Objective: Please quote the listing below from its first line through the line containing "save-button[interactable]: SAVE [167, 171, 385, 219]", including both of those lines.

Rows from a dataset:
• • • • • • •

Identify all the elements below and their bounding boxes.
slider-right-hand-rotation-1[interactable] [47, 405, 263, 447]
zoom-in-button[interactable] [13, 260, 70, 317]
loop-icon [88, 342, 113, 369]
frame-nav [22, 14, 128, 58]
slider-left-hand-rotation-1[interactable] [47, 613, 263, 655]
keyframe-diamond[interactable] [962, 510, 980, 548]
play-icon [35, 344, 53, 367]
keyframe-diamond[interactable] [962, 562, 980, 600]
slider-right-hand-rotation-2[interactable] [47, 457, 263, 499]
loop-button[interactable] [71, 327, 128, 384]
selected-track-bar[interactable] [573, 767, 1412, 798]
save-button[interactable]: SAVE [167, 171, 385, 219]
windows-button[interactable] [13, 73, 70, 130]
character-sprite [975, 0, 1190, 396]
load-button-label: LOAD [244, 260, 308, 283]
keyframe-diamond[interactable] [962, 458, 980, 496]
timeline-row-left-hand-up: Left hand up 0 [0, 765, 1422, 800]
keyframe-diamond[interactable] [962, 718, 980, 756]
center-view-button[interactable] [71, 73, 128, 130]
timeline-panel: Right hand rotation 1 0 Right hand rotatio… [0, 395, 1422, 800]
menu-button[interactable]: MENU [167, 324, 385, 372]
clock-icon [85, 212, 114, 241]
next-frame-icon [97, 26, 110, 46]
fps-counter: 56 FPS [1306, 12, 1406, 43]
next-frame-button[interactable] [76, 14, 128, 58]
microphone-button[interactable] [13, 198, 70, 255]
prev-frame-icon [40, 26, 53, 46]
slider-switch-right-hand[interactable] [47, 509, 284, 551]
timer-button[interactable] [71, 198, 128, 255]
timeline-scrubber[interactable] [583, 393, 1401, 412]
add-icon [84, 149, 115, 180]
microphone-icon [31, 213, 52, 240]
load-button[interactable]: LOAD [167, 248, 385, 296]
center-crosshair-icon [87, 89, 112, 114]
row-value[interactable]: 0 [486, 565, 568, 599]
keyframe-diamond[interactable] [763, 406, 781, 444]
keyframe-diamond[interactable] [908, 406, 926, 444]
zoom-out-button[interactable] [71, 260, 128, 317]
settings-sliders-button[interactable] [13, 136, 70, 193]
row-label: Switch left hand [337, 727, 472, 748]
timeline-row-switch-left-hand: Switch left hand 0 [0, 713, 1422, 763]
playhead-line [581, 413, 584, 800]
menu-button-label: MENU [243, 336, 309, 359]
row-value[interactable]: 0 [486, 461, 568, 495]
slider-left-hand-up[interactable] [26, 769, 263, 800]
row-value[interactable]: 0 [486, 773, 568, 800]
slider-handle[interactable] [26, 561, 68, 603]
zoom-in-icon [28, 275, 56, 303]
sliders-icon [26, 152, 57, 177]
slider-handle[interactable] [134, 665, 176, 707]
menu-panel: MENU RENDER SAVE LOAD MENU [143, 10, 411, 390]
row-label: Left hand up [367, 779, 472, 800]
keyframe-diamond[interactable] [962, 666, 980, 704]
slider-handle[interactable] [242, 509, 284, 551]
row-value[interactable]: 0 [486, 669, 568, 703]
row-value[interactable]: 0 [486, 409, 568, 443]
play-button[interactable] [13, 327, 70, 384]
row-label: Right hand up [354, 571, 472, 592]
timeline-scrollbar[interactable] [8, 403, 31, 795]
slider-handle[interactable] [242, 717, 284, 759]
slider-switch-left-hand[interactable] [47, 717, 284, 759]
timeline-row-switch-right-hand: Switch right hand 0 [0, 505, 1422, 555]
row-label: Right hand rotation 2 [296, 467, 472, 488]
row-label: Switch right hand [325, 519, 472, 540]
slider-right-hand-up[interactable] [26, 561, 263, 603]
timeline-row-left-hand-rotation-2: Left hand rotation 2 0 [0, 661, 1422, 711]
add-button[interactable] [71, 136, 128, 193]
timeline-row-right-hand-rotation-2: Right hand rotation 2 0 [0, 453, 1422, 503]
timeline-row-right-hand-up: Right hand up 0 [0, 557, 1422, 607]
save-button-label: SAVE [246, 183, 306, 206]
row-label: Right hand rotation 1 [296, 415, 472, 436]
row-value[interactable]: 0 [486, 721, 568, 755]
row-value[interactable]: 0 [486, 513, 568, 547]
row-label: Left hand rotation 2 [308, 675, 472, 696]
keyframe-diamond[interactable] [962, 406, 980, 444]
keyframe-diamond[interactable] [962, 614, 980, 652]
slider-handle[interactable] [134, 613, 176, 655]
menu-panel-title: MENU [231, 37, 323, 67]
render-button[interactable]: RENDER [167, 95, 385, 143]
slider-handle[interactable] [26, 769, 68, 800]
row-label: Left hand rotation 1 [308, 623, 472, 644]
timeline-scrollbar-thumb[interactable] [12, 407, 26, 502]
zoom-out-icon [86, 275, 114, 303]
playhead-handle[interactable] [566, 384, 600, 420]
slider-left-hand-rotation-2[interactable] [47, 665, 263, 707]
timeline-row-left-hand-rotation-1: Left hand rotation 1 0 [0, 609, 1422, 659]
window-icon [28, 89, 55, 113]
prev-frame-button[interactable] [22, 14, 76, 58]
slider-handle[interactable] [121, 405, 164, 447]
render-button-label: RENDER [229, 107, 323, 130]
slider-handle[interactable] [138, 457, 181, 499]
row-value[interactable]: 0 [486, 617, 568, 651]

• • • • • • •

Answer for this exercise:
Identify all the elements below and their bounding boxes.
slider-right-hand-rotation-1[interactable] [47, 405, 263, 447]
zoom-in-button[interactable] [13, 260, 70, 317]
loop-icon [88, 342, 113, 369]
frame-nav [22, 14, 128, 58]
slider-left-hand-rotation-1[interactable] [47, 613, 263, 655]
keyframe-diamond[interactable] [962, 510, 980, 548]
play-icon [35, 344, 53, 367]
keyframe-diamond[interactable] [962, 562, 980, 600]
slider-right-hand-rotation-2[interactable] [47, 457, 263, 499]
loop-button[interactable] [71, 327, 128, 384]
selected-track-bar[interactable] [573, 767, 1412, 798]
save-button[interactable]: SAVE [167, 171, 385, 219]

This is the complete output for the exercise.